Dataset entries
--- Start ---
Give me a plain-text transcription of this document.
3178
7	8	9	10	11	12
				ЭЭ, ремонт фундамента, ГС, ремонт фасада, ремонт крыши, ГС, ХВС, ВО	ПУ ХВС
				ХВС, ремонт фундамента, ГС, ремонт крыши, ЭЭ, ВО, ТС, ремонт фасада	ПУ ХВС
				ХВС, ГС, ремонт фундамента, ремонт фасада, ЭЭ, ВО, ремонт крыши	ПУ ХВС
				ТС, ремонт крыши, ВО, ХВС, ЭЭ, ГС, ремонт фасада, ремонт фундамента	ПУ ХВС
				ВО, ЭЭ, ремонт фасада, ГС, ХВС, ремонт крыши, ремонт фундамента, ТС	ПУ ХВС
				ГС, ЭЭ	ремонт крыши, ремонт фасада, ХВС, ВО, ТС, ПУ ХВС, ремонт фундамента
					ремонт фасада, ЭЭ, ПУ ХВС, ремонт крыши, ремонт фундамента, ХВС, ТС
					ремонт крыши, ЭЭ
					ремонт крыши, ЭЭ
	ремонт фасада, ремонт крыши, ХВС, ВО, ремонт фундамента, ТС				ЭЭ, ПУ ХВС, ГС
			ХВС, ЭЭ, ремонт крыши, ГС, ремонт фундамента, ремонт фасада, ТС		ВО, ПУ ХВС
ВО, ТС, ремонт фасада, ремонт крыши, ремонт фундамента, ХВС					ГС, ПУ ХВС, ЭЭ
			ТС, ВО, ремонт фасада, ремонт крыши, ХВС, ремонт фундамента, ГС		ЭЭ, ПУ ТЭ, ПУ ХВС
--- End ---
--- Start ---
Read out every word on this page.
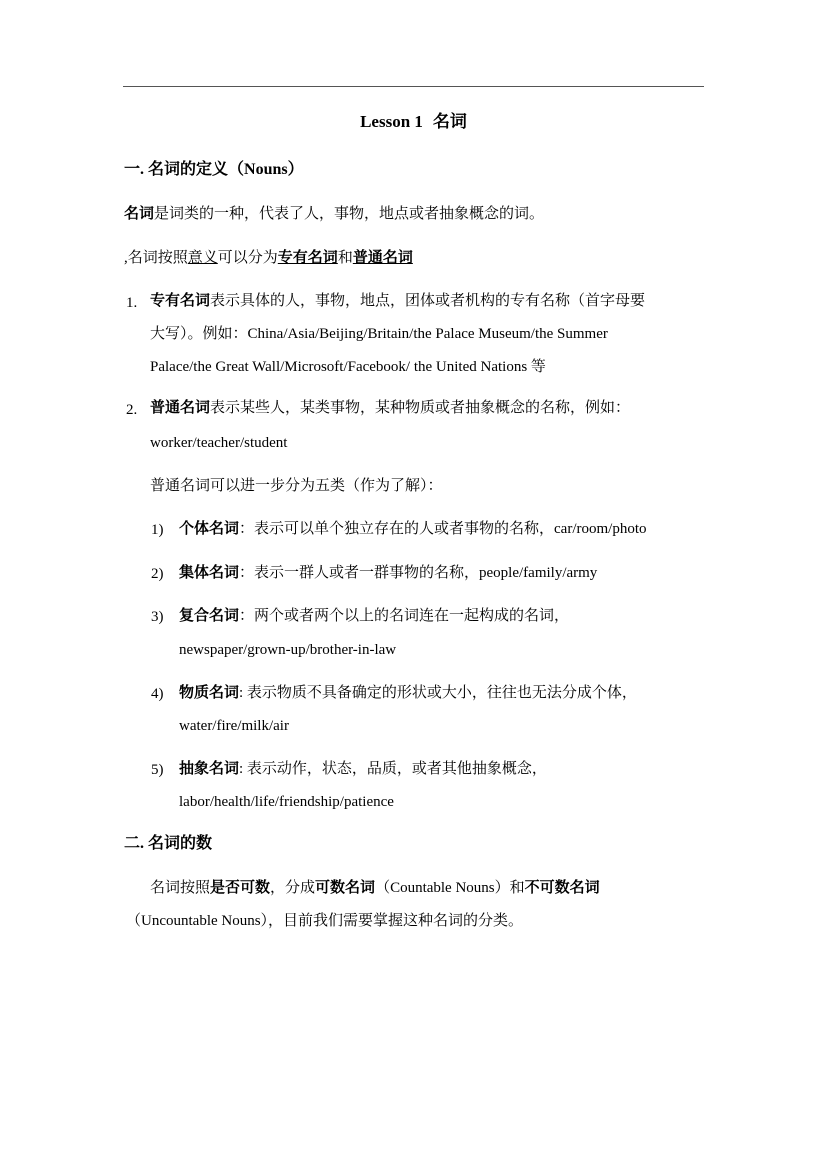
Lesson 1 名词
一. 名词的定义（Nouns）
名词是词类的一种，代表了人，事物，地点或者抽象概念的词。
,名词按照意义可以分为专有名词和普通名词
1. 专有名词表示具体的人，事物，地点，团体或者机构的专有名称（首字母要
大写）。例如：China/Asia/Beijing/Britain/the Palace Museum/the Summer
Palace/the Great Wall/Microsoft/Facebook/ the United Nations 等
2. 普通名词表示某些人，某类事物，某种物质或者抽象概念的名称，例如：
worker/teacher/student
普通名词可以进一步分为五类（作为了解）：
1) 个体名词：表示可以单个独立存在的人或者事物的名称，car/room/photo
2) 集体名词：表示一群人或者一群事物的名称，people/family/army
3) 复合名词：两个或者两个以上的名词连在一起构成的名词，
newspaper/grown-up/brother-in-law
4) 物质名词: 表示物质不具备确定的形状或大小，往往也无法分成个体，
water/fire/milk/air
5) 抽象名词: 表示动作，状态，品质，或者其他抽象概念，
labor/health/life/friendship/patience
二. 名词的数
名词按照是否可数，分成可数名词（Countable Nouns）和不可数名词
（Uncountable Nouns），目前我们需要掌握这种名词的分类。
--- End ---
--- Start ---
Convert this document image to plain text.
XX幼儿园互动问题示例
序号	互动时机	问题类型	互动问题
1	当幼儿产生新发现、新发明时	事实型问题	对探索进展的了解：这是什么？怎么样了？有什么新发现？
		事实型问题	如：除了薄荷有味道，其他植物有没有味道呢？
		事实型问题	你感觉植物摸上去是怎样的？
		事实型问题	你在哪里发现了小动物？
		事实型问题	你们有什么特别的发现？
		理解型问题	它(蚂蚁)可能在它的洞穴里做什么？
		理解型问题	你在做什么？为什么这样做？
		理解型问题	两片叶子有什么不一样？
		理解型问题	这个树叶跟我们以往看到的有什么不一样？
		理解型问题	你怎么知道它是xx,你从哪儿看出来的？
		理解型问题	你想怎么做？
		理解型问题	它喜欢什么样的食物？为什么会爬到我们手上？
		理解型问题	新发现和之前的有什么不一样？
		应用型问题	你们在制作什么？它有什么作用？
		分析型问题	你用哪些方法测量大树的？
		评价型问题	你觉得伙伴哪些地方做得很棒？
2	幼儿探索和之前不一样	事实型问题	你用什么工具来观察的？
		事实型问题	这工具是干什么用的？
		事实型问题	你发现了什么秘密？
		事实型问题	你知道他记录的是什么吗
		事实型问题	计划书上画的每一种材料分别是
--- End ---
Identify each line in the records above that contains the word "document", and copy it out in full.

Give me a plain-text transcription of this document.
Convert this document image to plain text.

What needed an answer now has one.